* _WHAT IS ASKED_: Copy every one of the following records line for line, without changing a single character.

* _MATERIAL SUPPLIED_:
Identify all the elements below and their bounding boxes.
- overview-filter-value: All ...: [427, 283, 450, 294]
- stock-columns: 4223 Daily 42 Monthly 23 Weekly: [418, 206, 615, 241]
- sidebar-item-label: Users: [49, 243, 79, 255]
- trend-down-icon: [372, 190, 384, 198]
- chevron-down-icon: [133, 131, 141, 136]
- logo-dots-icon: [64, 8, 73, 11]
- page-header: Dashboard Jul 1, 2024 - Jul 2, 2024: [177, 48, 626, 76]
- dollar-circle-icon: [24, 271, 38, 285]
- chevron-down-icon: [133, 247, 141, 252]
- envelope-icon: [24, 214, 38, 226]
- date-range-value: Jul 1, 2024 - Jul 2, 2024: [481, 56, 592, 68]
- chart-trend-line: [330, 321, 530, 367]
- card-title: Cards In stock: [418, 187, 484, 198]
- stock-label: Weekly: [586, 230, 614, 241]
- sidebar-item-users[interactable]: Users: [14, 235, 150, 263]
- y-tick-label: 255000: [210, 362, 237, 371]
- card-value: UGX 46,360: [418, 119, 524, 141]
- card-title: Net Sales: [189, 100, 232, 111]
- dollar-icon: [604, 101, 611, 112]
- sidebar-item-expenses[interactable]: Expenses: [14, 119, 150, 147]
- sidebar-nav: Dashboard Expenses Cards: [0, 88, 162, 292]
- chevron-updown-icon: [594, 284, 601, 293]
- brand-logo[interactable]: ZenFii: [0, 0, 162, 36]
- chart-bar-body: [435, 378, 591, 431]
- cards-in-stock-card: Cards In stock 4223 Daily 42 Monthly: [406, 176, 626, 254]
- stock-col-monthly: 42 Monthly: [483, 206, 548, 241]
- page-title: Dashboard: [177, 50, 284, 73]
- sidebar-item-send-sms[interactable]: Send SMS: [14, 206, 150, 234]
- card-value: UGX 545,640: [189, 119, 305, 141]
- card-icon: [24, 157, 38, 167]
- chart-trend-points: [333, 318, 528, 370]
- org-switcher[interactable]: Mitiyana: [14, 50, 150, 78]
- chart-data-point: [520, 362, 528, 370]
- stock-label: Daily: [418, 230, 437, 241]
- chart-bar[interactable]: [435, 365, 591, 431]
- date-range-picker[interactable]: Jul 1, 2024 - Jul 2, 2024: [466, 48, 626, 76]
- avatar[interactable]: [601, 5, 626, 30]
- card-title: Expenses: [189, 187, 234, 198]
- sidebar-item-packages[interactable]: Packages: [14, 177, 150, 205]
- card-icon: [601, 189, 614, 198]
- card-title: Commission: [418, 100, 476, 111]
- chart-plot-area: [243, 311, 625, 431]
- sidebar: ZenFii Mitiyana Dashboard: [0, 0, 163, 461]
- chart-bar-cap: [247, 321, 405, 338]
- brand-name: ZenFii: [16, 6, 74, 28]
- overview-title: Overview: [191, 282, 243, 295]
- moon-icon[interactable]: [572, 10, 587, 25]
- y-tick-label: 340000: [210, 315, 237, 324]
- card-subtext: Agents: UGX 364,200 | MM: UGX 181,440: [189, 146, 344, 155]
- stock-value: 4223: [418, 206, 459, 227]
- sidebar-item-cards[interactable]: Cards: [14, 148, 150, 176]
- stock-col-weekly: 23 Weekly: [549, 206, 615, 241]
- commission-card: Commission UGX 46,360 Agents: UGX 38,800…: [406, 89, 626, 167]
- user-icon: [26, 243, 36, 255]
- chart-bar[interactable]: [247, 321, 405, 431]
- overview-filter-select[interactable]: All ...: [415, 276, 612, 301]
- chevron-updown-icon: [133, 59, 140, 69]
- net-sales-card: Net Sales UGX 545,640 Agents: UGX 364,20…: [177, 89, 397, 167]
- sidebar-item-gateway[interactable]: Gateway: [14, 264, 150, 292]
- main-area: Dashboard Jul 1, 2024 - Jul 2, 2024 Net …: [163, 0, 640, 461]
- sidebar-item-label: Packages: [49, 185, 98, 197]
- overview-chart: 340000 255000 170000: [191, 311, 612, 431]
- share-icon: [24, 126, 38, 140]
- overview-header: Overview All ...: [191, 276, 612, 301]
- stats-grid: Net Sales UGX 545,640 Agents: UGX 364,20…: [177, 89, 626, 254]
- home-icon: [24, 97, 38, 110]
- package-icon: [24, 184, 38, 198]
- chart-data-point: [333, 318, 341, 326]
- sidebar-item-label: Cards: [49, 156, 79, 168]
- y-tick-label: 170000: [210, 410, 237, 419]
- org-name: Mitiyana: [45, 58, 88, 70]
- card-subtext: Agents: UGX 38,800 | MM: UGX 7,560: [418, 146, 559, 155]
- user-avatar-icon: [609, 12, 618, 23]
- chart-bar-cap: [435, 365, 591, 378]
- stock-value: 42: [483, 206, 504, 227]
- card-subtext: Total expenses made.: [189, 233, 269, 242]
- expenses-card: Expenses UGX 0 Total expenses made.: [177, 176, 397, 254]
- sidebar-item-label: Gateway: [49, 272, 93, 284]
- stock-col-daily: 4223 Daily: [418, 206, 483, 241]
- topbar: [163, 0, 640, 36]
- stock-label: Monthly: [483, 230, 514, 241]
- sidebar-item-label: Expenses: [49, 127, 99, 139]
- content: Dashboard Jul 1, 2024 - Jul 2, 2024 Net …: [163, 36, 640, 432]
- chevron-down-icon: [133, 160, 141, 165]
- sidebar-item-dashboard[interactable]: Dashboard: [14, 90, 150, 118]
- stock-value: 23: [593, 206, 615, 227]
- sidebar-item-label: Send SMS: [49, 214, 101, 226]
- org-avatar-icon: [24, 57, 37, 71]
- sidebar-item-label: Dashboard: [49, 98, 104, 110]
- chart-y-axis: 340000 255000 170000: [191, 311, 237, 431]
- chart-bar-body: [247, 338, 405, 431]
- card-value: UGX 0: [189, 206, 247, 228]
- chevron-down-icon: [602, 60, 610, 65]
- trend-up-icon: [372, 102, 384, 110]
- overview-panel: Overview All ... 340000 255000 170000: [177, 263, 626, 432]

* _RESULT BELOW_:
Identify all the elements below and their bounding boxes.
- overview-filter-value: All ...: [427, 283, 450, 294]
- stock-columns: 4223 Daily 42 Monthly 23 Weekly: [418, 206, 615, 241]
- sidebar-item-label: Users: [49, 243, 79, 255]
- trend-down-icon: [372, 190, 384, 198]
- chevron-down-icon: [133, 131, 141, 136]
- logo-dots-icon: [64, 8, 73, 11]
- page-header: Dashboard Jul 1, 2024 - Jul 2, 2024: [177, 48, 626, 76]
- dollar-circle-icon: [24, 271, 38, 285]
- chevron-down-icon: [133, 247, 141, 252]
- envelope-icon: [24, 214, 38, 226]
- date-range-value: Jul 1, 2024 - Jul 2, 2024: [481, 56, 592, 68]
- chart-trend-line: [330, 321, 530, 367]
- card-title: Cards In stock: [418, 187, 484, 198]
- stock-label: Weekly: [586, 230, 614, 241]
- sidebar-item-users[interactable]: Users: [14, 235, 150, 263]
- y-tick-label: 255000: [210, 362, 237, 371]
- card-value: UGX 46,360: [418, 119, 524, 141]
- card-title: Net Sales: [189, 100, 232, 111]
- dollar-icon: [604, 101, 611, 112]
- sidebar-item-expenses[interactable]: Expenses: [14, 119, 150, 147]
- sidebar-nav: Dashboard Expenses Cards: [0, 88, 162, 292]
- chevron-updown-icon: [594, 284, 601, 293]
- brand-logo[interactable]: ZenFii: [0, 0, 162, 36]
- chart-bar-body: [435, 378, 591, 431]
- cards-in-stock-card: Cards In stock 4223 Daily 42 Monthly: [406, 176, 626, 254]
- stock-col-monthly: 42 Monthly: [483, 206, 548, 241]
- page-title: Dashboard: [177, 50, 284, 73]
- sidebar-item-send-sms[interactable]: Send SMS: [14, 206, 150, 234]
- card-value: UGX 545,640: [189, 119, 305, 141]
- card-icon: [24, 157, 38, 167]
- chart-trend-points: [333, 318, 528, 370]
- org-switcher[interactable]: Mitiyana: [14, 50, 150, 78]
- chart-data-point: [520, 362, 528, 370]
- stock-label: Daily: [418, 230, 437, 241]
- chart-bar[interactable]: [435, 365, 591, 431]
- date-range-picker[interactable]: Jul 1, 2024 - Jul 2, 2024: [466, 48, 626, 76]
- avatar[interactable]: [601, 5, 626, 30]
- card-title: Expenses: [189, 187, 234, 198]
- sidebar-item-packages[interactable]: Packages: [14, 177, 150, 205]
- card-icon: [601, 189, 614, 198]
- card-title: Commission: [418, 100, 476, 111]
- chart-plot-area: [243, 311, 625, 431]
- sidebar: ZenFii Mitiyana Dashboard: [0, 0, 163, 461]
- chart-bar-cap: [247, 321, 405, 338]
- brand-name: ZenFii: [16, 6, 74, 28]
- overview-title: Overview: [191, 282, 243, 295]
- moon-icon[interactable]: [572, 10, 587, 25]
- y-tick-label: 340000: [210, 315, 237, 324]
- card-subtext: Agents: UGX 364,200 | MM: UGX 181,440: [189, 146, 344, 155]
- stock-value: 4223: [418, 206, 459, 227]
- sidebar-item-cards[interactable]: Cards: [14, 148, 150, 176]
- stock-col-weekly: 23 Weekly: [549, 206, 615, 241]
- commission-card: Commission UGX 46,360 Agents: UGX 38,800…: [406, 89, 626, 167]
- user-icon: [26, 243, 36, 255]
- chart-bar[interactable]: [247, 321, 405, 431]
- overview-filter-select[interactable]: All ...: [415, 276, 612, 301]
- chevron-updown-icon: [133, 59, 140, 69]
- net-sales-card: Net Sales UGX 545,640 Agents: UGX 364,20…: [177, 89, 397, 167]
- sidebar-item-gateway[interactable]: Gateway: [14, 264, 150, 292]
- main-area: Dashboard Jul 1, 2024 - Jul 2, 2024 Net …: [163, 0, 640, 461]
- sidebar-item-label: Packages: [49, 185, 98, 197]
- overview-chart: 340000 255000 170000: [191, 311, 612, 431]
- share-icon: [24, 126, 38, 140]
- overview-header: Overview All ...: [191, 276, 612, 301]
- stats-grid: Net Sales UGX 545,640 Agents: UGX 364,20…: [177, 89, 626, 254]
- home-icon: [24, 97, 38, 110]
- package-icon: [24, 184, 38, 198]
- chart-data-point: [333, 318, 341, 326]
- sidebar-item-label: Cards: [49, 156, 79, 168]
- y-tick-label: 170000: [210, 410, 237, 419]
- org-name: Mitiyana: [45, 58, 88, 70]
- card-subtext: Agents: UGX 38,800 | MM: UGX 7,560: [418, 146, 559, 155]
- user-avatar-icon: [609, 12, 618, 23]
- chart-bar-cap: [435, 365, 591, 378]
- stock-value: 42: [483, 206, 504, 227]
- card-subtext: Total expenses made.: [189, 233, 269, 242]
- expenses-card: Expenses UGX 0 Total expenses made.: [177, 176, 397, 254]
- sidebar-item-label: Gateway: [49, 272, 93, 284]
- stock-col-daily: 4223 Daily: [418, 206, 483, 241]
- topbar: [163, 0, 640, 36]
- stock-label: Monthly: [483, 230, 514, 241]
- sidebar-item-label: Expenses: [49, 127, 99, 139]
- content: Dashboard Jul 1, 2024 - Jul 2, 2024 Net …: [163, 36, 640, 432]
- chevron-down-icon: [133, 160, 141, 165]
- sidebar-item-dashboard[interactable]: Dashboard: [14, 90, 150, 118]
- stock-value: 23: [593, 206, 615, 227]
- sidebar-item-label: Send SMS: [49, 214, 101, 226]
- org-avatar-icon: [24, 57, 37, 71]
- sidebar-item-label: Dashboard: [49, 98, 104, 110]
- chart-y-axis: 340000 255000 170000: [191, 311, 237, 431]
- chart-bar-body: [247, 338, 405, 431]
- card-value: UGX 0: [189, 206, 247, 228]
- chevron-down-icon: [602, 60, 610, 65]
- trend-up-icon: [372, 102, 384, 110]
- overview-panel: Overview All ... 340000 255000 170000: [177, 263, 626, 432]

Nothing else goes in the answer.